* **Directions for this task**: Quote the listing below in its entirety.

* **Supplied entries**:
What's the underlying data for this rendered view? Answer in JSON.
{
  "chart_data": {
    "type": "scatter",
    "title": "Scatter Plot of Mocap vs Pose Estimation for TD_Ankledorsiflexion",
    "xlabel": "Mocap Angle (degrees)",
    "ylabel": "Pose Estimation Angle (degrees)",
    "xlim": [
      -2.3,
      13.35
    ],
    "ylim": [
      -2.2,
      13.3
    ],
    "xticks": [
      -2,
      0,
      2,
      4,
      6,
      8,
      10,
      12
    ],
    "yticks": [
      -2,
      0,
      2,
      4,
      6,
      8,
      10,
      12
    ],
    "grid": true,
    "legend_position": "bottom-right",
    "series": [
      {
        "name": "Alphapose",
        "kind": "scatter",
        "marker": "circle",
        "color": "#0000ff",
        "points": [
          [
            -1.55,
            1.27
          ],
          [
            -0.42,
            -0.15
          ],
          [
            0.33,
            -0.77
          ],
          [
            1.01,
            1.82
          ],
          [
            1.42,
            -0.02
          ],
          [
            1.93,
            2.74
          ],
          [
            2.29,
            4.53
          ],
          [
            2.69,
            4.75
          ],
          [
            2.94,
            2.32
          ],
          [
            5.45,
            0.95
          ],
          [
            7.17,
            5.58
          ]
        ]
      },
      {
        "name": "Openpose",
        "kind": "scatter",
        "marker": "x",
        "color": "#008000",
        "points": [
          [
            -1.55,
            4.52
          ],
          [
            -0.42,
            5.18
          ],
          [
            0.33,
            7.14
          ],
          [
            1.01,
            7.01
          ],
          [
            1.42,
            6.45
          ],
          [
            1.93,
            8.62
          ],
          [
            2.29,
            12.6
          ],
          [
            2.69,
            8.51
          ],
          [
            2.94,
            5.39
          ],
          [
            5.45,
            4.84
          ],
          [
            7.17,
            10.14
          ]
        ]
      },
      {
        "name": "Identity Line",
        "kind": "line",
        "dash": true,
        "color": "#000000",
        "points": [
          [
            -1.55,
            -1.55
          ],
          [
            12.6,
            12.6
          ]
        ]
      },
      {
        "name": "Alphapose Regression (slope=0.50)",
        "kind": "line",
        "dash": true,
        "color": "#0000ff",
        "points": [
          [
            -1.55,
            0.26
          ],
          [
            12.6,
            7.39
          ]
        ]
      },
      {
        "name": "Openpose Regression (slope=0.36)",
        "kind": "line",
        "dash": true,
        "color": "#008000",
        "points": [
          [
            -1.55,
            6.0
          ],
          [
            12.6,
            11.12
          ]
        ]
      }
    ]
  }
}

* **Result below**:
What's the underlying data for this rendered view? Answer in JSON.
{
  "chart_data": {
    "type": "scatter",
    "title": "Scatter Plot of Mocap vs Pose Estimation for TD_Ankledorsiflexion",
    "xlabel": "Mocap Angle (degrees)",
    "ylabel": "Pose Estimation Angle (degrees)",
    "xlim": [
      -2.3,
      13.35
    ],
    "ylim": [
      -2.2,
      13.3
    ],
    "xticks": [
      -2,
      0,
      2,
      4,
      6,
      8,
      10,
      12
    ],
    "yticks": [
      -2,
      0,
      2,
      4,
      6,
      8,
      10,
      12
    ],
    "grid": true,
    "legend_position": "bottom-right",
    "series": [
      {
        "name": "Alphapose",
        "kind": "scatter",
        "marker": "circle",
        "color": "#0000ff",
        "points": [
          [
            -1.55,
            1.27
          ],
          [
            -0.42,
            -0.15
          ],
          [
            0.33,
            -0.77
          ],
          [
            1.01,
            1.82
          ],
          [
            1.42,
            -0.02
          ],
          [
            1.93,
            2.74
          ],
          [
            2.29,
            4.53
          ],
          [
            2.69,
            4.75
          ],
          [
            2.94,
            2.32
          ],
          [
            5.45,
            0.95
          ],
          [
            7.17,
            5.58
          ]
        ]
      },
      {
        "name": "Openpose",
        "kind": "scatter",
        "marker": "x",
        "color": "#008000",
        "points": [
          [
            -1.55,
            4.52
          ],
          [
            -0.42,
            5.18
          ],
          [
            0.33,
            7.14
          ],
          [
            1.01,
            7.01
          ],
          [
            1.42,
            6.45
          ],
          [
            1.93,
            8.62
          ],
          [
            2.29,
            12.6
          ],
          [
            2.69,
            8.51
          ],
          [
            2.94,
            5.39
          ],
          [
            5.45,
            4.84
          ],
          [
            7.17,
            10.14
          ]
        ]
      },
      {
        "name": "Identity Line",
        "kind": "line",
        "dash": true,
        "color": "#000000",
        "points": [
          [
            -1.55,
            -1.55
          ],
          [
            12.6,
            12.6
          ]
        ]
      },
      {
        "name": "Alphapose Regression (slope=0.50)",
        "kind": "line",
        "dash": true,
        "color": "#0000ff",
        "points": [
          [
            -1.55,
            0.26
          ],
          [
            12.6,
            7.39
          ]
        ]
      },
      {
        "name": "Openpose Regression (slope=0.36)",
        "kind": "line",
        "dash": true,
        "color": "#008000",
        "points": [
          [
            -1.55,
            6.0
          ],
          [
            12.6,
            11.12
          ]
        ]
      }
    ]
  }
}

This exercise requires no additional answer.